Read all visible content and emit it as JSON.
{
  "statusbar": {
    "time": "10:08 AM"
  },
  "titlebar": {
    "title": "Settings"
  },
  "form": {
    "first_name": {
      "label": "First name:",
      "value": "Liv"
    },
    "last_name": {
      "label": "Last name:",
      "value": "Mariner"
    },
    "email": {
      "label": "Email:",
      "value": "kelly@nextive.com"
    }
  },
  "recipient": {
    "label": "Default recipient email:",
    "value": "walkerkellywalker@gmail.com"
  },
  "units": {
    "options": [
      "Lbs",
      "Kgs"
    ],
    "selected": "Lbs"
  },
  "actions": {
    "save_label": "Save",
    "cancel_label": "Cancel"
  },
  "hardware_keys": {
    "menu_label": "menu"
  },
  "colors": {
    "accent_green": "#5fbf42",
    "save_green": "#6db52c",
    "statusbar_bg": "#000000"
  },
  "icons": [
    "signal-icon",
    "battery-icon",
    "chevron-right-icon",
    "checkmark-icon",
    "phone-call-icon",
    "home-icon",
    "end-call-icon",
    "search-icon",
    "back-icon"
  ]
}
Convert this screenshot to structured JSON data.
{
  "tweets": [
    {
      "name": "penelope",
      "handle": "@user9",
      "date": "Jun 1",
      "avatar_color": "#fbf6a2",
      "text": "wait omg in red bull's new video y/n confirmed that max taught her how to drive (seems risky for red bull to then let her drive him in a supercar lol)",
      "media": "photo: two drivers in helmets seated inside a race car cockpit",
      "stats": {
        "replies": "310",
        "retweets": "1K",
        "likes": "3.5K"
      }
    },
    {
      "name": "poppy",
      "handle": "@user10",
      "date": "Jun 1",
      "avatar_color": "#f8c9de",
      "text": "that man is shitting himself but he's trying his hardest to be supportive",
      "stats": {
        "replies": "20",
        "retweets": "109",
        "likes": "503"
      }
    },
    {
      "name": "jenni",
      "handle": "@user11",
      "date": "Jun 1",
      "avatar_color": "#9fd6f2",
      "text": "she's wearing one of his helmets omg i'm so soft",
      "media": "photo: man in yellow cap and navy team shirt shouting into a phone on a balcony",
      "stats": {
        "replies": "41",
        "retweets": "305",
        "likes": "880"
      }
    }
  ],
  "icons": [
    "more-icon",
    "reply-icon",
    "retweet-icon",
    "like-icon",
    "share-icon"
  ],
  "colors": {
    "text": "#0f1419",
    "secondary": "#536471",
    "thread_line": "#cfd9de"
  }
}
***
_Task objective_: Set down every line of the listing above again, exactly as given.

_Written solution_:
Read all visible content and emit it as JSON.
{
  "statusbar": {
    "time": "10:08 AM"
  },
  "titlebar": {
    "title": "Settings"
  },
  "form": {
    "first_name": {
      "label": "First name:",
      "value": "Liv"
    },
    "last_name": {
      "label": "Last name:",
      "value": "Mariner"
    },
    "email": {
      "label": "Email:",
      "value": "kelly@nextive.com"
    }
  },
  "recipient": {
    "label": "Default recipient email:",
    "value": "walkerkellywalker@gmail.com"
  },
  "units": {
    "options": [
      "Lbs",
      "Kgs"
    ],
    "selected": "Lbs"
  },
  "actions": {
    "save_label": "Save",
    "cancel_label": "Cancel"
  },
  "hardware_keys": {
    "menu_label": "menu"
  },
  "colors": {
    "accent_green": "#5fbf42",
    "save_green": "#6db52c",
    "statusbar_bg": "#000000"
  },
  "icons": [
    "signal-icon",
    "battery-icon",
    "chevron-right-icon",
    "checkmark-icon",
    "phone-call-icon",
    "home-icon",
    "end-call-icon",
    "search-icon",
    "back-icon"
  ]
}
Convert this screenshot to structured JSON data.
{
  "tweets": [
    {
      "name": "penelope",
      "handle": "@user9",
      "date": "Jun 1",
      "avatar_color": "#fbf6a2",
      "text": "wait omg in red bull's new video y/n confirmed that max taught her how to drive (seems risky for red bull to then let her drive him in a supercar lol)",
      "media": "photo: two drivers in helmets seated inside a race car cockpit",
      "stats": {
        "replies": "310",
        "retweets": "1K",
        "likes": "3.5K"
      }
    },
    {
      "name": "poppy",
      "handle": "@user10",
      "date": "Jun 1",
      "avatar_color": "#f8c9de",
      "text": "that man is shitting himself but he's trying his hardest to be supportive",
      "stats": {
        "replies": "20",
        "retweets": "109",
        "likes": "503"
      }
    },
    {
      "name": "jenni",
      "handle": "@user11",
      "date": "Jun 1",
      "avatar_color": "#9fd6f2",
      "text": "she's wearing one of his helmets omg i'm so soft",
      "media": "photo: man in yellow cap and navy team shirt shouting into a phone on a balcony",
      "stats": {
        "replies": "41",
        "retweets": "305",
        "likes": "880"
      }
    }
  ],
  "icons": [
    "more-icon",
    "reply-icon",
    "retweet-icon",
    "like-icon",
    "share-icon"
  ],
  "colors": {
    "text": "#0f1419",
    "secondary": "#536471",
    "thread_line": "#cfd9de"
  }
}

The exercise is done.